— ASSIGNMENT —
Would you please copy every line from the records that contains the word "this"?

DATA FOR THE TASK section start

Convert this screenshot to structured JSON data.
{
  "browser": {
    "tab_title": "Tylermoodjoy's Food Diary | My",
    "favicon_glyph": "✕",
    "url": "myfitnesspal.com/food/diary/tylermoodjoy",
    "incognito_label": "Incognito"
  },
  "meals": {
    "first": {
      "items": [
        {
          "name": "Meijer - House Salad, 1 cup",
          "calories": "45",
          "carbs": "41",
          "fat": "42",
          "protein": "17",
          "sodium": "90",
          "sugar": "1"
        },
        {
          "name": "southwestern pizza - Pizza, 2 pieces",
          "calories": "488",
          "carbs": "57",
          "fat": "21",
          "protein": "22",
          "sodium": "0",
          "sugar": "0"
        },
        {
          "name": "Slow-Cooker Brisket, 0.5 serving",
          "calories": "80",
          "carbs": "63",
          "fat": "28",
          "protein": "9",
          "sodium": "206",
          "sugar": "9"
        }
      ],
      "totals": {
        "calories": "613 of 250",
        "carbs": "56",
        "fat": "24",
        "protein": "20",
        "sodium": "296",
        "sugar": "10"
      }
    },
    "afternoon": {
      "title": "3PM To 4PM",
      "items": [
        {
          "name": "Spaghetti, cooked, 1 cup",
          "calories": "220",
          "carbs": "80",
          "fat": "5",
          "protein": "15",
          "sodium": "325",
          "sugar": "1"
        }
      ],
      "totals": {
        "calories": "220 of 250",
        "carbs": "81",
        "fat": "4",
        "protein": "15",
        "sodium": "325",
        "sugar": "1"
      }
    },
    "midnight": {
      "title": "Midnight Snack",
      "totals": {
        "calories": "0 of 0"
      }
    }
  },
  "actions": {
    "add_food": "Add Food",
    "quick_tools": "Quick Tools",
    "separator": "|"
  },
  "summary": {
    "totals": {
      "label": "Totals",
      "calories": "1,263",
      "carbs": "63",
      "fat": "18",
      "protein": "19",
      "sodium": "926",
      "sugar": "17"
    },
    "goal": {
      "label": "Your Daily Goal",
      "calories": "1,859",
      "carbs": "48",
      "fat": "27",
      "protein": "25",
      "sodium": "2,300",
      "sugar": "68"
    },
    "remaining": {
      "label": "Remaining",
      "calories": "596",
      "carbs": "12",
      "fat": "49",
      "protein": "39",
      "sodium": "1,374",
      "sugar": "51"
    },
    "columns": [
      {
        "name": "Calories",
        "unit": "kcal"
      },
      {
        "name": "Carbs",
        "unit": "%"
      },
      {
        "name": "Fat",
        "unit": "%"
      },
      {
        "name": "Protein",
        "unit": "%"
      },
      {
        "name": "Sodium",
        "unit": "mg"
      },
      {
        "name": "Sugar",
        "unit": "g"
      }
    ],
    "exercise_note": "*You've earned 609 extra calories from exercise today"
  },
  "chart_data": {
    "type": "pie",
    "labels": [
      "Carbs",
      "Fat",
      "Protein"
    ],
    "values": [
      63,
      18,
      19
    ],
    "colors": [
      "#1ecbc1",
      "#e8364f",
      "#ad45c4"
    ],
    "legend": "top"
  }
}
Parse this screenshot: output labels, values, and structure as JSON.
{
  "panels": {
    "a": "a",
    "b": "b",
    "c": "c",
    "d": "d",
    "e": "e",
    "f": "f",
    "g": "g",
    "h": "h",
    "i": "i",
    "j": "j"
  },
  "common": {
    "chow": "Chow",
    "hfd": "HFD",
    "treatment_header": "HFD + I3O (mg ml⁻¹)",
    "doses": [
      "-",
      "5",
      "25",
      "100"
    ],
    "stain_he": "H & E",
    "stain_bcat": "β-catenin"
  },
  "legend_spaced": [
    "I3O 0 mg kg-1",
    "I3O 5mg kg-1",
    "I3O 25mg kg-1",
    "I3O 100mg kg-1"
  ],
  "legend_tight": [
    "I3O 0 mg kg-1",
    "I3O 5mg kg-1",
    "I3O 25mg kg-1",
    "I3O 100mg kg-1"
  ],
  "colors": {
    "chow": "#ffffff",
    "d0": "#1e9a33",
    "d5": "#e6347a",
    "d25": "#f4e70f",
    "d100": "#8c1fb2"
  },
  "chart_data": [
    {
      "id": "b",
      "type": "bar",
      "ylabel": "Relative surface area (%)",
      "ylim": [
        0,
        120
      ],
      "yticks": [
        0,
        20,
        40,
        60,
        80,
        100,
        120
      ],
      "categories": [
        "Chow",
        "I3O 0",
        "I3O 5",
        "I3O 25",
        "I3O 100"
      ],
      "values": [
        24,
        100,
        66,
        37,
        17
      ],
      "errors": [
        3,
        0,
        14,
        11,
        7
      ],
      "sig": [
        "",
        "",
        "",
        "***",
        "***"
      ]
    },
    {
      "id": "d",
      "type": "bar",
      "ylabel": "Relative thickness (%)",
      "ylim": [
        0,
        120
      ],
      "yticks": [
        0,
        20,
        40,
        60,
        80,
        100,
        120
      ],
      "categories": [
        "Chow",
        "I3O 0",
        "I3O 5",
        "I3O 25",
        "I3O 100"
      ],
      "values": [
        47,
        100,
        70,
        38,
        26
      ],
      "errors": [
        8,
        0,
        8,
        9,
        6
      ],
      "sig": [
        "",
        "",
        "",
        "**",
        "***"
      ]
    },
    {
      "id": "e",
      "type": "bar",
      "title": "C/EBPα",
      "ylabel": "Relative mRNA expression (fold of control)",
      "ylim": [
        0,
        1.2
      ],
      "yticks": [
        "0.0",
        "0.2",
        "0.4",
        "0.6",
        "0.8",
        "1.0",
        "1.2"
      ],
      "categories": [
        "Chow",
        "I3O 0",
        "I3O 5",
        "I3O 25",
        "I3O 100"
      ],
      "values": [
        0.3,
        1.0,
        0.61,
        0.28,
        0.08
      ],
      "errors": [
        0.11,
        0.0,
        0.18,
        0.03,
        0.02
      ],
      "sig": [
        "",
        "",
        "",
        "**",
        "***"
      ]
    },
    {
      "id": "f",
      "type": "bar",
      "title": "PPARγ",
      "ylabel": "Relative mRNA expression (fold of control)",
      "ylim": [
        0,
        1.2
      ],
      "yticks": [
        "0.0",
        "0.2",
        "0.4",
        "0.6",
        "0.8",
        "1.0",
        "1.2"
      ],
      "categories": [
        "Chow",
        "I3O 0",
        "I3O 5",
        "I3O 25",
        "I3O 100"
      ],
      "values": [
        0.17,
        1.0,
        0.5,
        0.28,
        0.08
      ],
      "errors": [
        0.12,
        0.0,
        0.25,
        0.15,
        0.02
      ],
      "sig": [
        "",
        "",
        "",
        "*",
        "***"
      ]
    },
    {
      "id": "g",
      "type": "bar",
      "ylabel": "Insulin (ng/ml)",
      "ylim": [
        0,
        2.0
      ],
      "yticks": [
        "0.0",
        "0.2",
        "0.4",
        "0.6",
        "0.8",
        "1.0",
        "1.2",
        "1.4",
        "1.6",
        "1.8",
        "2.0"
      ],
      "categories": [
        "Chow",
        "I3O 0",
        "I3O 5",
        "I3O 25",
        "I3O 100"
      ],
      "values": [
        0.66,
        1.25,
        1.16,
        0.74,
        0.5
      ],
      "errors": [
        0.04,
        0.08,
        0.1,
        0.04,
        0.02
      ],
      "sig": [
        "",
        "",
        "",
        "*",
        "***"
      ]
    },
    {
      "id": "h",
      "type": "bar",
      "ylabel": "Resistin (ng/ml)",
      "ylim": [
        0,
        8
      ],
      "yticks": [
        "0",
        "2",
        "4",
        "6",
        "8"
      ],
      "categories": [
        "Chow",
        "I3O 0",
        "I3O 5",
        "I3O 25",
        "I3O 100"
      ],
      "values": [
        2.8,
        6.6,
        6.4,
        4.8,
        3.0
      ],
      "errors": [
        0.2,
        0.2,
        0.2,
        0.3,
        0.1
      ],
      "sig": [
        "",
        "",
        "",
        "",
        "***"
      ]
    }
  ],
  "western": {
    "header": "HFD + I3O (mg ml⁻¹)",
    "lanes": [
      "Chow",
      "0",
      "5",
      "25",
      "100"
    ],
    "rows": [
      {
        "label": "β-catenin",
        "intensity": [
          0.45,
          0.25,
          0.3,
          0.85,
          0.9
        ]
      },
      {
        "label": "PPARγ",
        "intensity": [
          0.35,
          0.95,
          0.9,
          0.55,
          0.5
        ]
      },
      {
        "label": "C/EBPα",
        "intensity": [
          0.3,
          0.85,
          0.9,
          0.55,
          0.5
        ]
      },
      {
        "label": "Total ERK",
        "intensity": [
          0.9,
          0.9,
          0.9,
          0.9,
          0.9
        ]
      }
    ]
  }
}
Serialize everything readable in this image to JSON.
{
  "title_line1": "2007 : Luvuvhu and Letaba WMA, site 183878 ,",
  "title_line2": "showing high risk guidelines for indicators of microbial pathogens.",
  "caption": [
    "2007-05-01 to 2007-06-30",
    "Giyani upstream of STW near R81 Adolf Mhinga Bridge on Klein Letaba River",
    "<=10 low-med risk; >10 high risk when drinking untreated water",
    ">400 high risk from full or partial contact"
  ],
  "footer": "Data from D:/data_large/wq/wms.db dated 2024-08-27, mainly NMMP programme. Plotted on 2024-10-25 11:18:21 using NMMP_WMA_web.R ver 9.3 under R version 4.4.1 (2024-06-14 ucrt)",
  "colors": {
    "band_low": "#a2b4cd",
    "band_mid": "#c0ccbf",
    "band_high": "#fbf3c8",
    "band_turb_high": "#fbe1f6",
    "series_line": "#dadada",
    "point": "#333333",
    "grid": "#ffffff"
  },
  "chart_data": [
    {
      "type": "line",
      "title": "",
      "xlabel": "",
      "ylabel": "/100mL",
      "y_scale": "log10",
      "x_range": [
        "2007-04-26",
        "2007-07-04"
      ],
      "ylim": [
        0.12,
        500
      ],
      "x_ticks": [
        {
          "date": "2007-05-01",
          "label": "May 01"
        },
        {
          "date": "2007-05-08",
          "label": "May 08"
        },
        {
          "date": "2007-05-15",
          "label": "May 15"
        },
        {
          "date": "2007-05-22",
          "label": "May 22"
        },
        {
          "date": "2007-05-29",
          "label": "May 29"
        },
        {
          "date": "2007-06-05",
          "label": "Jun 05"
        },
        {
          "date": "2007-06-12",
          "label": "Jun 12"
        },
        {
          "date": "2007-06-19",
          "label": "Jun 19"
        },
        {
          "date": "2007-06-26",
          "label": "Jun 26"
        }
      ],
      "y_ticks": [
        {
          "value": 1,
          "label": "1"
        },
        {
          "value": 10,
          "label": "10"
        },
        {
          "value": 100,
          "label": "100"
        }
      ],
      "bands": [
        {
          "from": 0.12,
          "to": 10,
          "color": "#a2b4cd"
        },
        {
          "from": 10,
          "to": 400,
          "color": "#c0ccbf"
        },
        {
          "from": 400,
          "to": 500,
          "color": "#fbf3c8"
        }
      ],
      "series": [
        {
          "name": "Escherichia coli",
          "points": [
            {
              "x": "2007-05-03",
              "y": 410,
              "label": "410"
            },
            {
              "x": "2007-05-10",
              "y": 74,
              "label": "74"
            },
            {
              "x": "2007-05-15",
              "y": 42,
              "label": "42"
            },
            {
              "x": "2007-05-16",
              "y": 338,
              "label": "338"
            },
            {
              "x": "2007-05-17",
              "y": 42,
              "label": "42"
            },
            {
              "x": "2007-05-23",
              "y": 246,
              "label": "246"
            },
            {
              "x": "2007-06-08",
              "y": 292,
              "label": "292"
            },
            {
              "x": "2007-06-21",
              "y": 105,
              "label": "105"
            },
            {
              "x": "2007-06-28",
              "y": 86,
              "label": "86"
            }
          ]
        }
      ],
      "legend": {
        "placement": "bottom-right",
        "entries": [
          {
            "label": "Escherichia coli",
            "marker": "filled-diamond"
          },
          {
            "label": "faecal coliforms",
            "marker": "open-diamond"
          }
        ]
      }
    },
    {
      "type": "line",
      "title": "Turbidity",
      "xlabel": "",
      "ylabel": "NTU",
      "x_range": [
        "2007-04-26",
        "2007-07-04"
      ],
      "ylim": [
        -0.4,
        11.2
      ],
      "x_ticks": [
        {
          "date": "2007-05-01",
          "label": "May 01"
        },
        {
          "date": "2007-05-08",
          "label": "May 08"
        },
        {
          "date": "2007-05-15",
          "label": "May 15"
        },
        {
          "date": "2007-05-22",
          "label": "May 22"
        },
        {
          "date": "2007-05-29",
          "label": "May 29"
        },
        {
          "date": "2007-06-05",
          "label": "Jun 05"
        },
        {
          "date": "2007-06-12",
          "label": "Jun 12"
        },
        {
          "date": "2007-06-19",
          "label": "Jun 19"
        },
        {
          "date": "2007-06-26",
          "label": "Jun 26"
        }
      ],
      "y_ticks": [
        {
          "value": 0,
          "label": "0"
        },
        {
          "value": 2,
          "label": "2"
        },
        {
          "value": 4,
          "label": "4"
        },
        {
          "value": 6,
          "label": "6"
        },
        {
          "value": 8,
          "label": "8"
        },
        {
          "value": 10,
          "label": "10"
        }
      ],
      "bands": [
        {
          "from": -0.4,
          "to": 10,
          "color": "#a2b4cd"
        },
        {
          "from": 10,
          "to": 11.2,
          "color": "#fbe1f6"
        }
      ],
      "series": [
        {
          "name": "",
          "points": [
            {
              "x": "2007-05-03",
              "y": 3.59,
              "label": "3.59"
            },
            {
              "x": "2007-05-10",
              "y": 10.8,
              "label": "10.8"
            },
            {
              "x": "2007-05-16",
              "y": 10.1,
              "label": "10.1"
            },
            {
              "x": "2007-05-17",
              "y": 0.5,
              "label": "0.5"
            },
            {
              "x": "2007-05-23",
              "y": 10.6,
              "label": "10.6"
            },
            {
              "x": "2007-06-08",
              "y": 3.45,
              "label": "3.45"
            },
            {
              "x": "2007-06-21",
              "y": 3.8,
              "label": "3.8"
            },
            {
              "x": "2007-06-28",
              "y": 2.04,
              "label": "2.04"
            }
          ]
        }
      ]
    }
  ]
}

DATA FOR THE TASK section end

— WRITTEN REPLY —
Convert this screenshot to structured JSON data.
Parse this screenshot: output labels, values, and structure as JSON.
Serialize everything readable in this image to JSON.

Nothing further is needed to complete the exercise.